> Given exercise: Each entry has to be copied exactly, with nothing missed.

======== Provided entries

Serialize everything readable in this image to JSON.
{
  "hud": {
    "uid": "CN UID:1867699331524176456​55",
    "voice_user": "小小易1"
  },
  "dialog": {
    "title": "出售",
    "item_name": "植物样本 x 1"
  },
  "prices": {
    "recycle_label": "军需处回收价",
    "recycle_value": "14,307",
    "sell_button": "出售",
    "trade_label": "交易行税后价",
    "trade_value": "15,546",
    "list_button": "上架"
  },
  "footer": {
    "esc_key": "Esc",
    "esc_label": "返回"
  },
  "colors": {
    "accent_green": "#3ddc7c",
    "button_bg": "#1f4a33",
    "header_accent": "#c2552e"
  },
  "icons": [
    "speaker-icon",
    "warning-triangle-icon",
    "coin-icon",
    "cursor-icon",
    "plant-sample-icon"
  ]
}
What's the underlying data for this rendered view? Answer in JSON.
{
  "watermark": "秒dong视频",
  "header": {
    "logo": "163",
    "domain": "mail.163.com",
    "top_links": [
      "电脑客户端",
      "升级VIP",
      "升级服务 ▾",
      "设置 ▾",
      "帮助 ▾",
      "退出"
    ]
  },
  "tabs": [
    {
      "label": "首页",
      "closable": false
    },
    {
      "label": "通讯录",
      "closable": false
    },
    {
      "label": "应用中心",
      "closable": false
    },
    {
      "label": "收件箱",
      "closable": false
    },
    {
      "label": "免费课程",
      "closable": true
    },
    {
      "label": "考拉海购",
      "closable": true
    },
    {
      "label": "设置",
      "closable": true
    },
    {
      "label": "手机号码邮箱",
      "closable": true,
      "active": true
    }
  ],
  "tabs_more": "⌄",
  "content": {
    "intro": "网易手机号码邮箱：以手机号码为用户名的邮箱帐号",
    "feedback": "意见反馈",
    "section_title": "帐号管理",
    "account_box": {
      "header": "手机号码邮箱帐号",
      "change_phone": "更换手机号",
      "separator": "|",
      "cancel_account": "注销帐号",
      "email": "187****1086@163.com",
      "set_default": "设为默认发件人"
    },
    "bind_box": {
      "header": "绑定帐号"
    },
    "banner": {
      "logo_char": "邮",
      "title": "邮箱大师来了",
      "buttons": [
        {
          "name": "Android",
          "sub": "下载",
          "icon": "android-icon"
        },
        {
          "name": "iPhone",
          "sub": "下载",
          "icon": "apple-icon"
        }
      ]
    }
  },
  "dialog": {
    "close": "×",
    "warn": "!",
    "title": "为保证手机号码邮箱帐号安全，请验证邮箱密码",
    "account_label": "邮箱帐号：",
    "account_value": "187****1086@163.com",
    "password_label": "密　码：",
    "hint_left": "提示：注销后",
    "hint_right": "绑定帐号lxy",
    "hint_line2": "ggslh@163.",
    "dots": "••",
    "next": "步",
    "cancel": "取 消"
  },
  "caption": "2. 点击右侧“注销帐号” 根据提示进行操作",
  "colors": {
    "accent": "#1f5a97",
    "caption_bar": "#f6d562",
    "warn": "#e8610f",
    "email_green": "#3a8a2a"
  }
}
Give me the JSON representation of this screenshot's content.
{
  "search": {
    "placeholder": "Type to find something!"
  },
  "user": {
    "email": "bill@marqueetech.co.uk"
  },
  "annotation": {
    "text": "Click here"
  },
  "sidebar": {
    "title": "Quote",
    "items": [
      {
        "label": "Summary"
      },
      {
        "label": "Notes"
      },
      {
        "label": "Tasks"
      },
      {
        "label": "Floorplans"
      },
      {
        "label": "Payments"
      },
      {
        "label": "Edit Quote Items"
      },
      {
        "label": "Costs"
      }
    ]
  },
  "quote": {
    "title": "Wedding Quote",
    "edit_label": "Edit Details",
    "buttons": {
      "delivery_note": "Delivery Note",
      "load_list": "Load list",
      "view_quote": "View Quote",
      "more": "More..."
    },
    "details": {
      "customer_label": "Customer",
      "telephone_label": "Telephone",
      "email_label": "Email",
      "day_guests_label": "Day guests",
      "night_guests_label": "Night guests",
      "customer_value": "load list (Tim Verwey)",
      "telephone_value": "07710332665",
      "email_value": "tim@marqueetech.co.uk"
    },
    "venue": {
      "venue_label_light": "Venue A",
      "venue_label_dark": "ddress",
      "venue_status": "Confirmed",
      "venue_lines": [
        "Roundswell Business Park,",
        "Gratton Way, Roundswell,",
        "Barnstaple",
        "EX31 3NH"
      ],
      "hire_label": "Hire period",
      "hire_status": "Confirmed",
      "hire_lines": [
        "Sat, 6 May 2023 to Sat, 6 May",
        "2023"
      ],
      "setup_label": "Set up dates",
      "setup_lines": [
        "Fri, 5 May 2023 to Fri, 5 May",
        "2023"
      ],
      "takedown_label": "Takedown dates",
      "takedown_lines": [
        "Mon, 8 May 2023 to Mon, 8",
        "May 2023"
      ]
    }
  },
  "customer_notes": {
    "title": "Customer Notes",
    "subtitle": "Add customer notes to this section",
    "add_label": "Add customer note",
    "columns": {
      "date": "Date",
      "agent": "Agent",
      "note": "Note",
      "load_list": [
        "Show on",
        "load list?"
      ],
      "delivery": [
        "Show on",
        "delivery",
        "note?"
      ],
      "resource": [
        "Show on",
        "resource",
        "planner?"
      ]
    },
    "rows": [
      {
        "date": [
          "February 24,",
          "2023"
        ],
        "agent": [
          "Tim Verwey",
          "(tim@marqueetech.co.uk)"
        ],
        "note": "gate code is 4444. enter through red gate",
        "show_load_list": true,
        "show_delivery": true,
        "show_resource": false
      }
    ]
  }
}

================

> Exercise output:
Serialize everything readable in this image to JSON.
{
  "hud": {
    "uid": "CN UID:1867699331524176456​55",
    "voice_user": "小小易1"
  },
  "dialog": {
    "title": "出售",
    "item_name": "植物样本 x 1"
  },
  "prices": {
    "recycle_label": "军需处回收价",
    "recycle_value": "14,307",
    "sell_button": "出售",
    "trade_label": "交易行税后价",
    "trade_value": "15,546",
    "list_button": "上架"
  },
  "footer": {
    "esc_key": "Esc",
    "esc_label": "返回"
  },
  "colors": {
    "accent_green": "#3ddc7c",
    "button_bg": "#1f4a33",
    "header_accent": "#c2552e"
  },
  "icons": [
    "speaker-icon",
    "warning-triangle-icon",
    "coin-icon",
    "cursor-icon",
    "plant-sample-icon"
  ]
}
What's the underlying data for this rendered view? Answer in JSON.
{
  "watermark": "秒dong视频",
  "header": {
    "logo": "163",
    "domain": "mail.163.com",
    "top_links": [
      "电脑客户端",
      "升级VIP",
      "升级服务 ▾",
      "设置 ▾",
      "帮助 ▾",
      "退出"
    ]
  },
  "tabs": [
    {
      "label": "首页",
      "closable": false
    },
    {
      "label": "通讯录",
      "closable": false
    },
    {
      "label": "应用中心",
      "closable": false
    },
    {
      "label": "收件箱",
      "closable": false
    },
    {
      "label": "免费课程",
      "closable": true
    },
    {
      "label": "考拉海购",
      "closable": true
    },
    {
      "label": "设置",
      "closable": true
    },
    {
      "label": "手机号码邮箱",
      "closable": true,
      "active": true
    }
  ],
  "tabs_more": "⌄",
  "content": {
    "intro": "网易手机号码邮箱：以手机号码为用户名的邮箱帐号",
    "feedback": "意见反馈",
    "section_title": "帐号管理",
    "account_box": {
      "header": "手机号码邮箱帐号",
      "change_phone": "更换手机号",
      "separator": "|",
      "cancel_account": "注销帐号",
      "email": "187****1086@163.com",
      "set_default": "设为默认发件人"
    },
    "bind_box": {
      "header": "绑定帐号"
    },
    "banner": {
      "logo_char": "邮",
      "title": "邮箱大师来了",
      "buttons": [
        {
          "name": "Android",
          "sub": "下载",
          "icon": "android-icon"
        },
        {
          "name": "iPhone",
          "sub": "下载",
          "icon": "apple-icon"
        }
      ]
    }
  },
  "dialog": {
    "close": "×",
    "warn": "!",
    "title": "为保证手机号码邮箱帐号安全，请验证邮箱密码",
    "account_label": "邮箱帐号：",
    "account_value": "187****1086@163.com",
    "password_label": "密　码：",
    "hint_left": "提示：注销后",
    "hint_right": "绑定帐号lxy",
    "hint_line2": "ggslh@163.",
    "dots": "••",
    "next": "步",
    "cancel": "取 消"
  },
  "caption": "2. 点击右侧“注销帐号” 根据提示进行操作",
  "colors": {
    "accent": "#1f5a97",
    "caption_bar": "#f6d562",
    "warn": "#e8610f",
    "email_green": "#3a8a2a"
  }
}
Give me the JSON representation of this screenshot's content.
{
  "search": {
    "placeholder": "Type to find something!"
  },
  "user": {
    "email": "bill@marqueetech.co.uk"
  },
  "annotation": {
    "text": "Click here"
  },
  "sidebar": {
    "title": "Quote",
    "items": [
      {
        "label": "Summary"
      },
      {
        "label": "Notes"
      },
      {
        "label": "Tasks"
      },
      {
        "label": "Floorplans"
      },
      {
        "label": "Payments"
      },
      {
        "label": "Edit Quote Items"
      },
      {
        "label": "Costs"
      }
    ]
  },
  "quote": {
    "title": "Wedding Quote",
    "edit_label": "Edit Details",
    "buttons": {
      "delivery_note": "Delivery Note",
      "load_list": "Load list",
      "view_quote": "View Quote",
      "more": "More..."
    },
    "details": {
      "customer_label": "Customer",
      "telephone_label": "Telephone",
      "email_label": "Email",
      "day_guests_label": "Day guests",
      "night_guests_label": "Night guests",
      "customer_value": "load list (Tim Verwey)",
      "telephone_value": "07710332665",
      "email_value": "tim@marqueetech.co.uk"
    },
    "venue": {
      "venue_label_light": "Venue A",
      "venue_label_dark": "ddress",
      "venue_status": "Confirmed",
      "venue_lines": [
        "Roundswell Business Park,",
        "Gratton Way, Roundswell,",
        "Barnstaple",
        "EX31 3NH"
      ],
      "hire_label": "Hire period",
      "hire_status": "Confirmed",
      "hire_lines": [
        "Sat, 6 May 2023 to Sat, 6 May",
        "2023"
      ],
      "setup_label": "Set up dates",
      "setup_lines": [
        "Fri, 5 May 2023 to Fri, 5 May",
        "2023"
      ],
      "takedown_label": "Takedown dates",
      "takedown_lines": [
        "Mon, 8 May 2023 to Mon, 8",
        "May 2023"
      ]
    }
  },
  "customer_notes": {
    "title": "Customer Notes",
    "subtitle": "Add customer notes to this section",
    "add_label": "Add customer note",
    "columns": {
      "date": "Date",
      "agent": "Agent",
      "note": "Note",
      "load_list": [
        "Show on",
        "load list?"
      ],
      "delivery": [
        "Show on",
        "delivery",
        "note?"
      ],
      "resource": [
        "Show on",
        "resource",
        "planner?"
      ]
    },
    "rows": [
      {
        "date": [
          "February 24,",
          "2023"
        ],
        "agent": [
          "Tim Verwey",
          "(tim@marqueetech.co.uk)"
        ],
        "note": "gate code is 4444. enter through red gate",
        "show_load_list": true,
        "show_delivery": true,
        "show_resource": false
      }
    ]
  }
}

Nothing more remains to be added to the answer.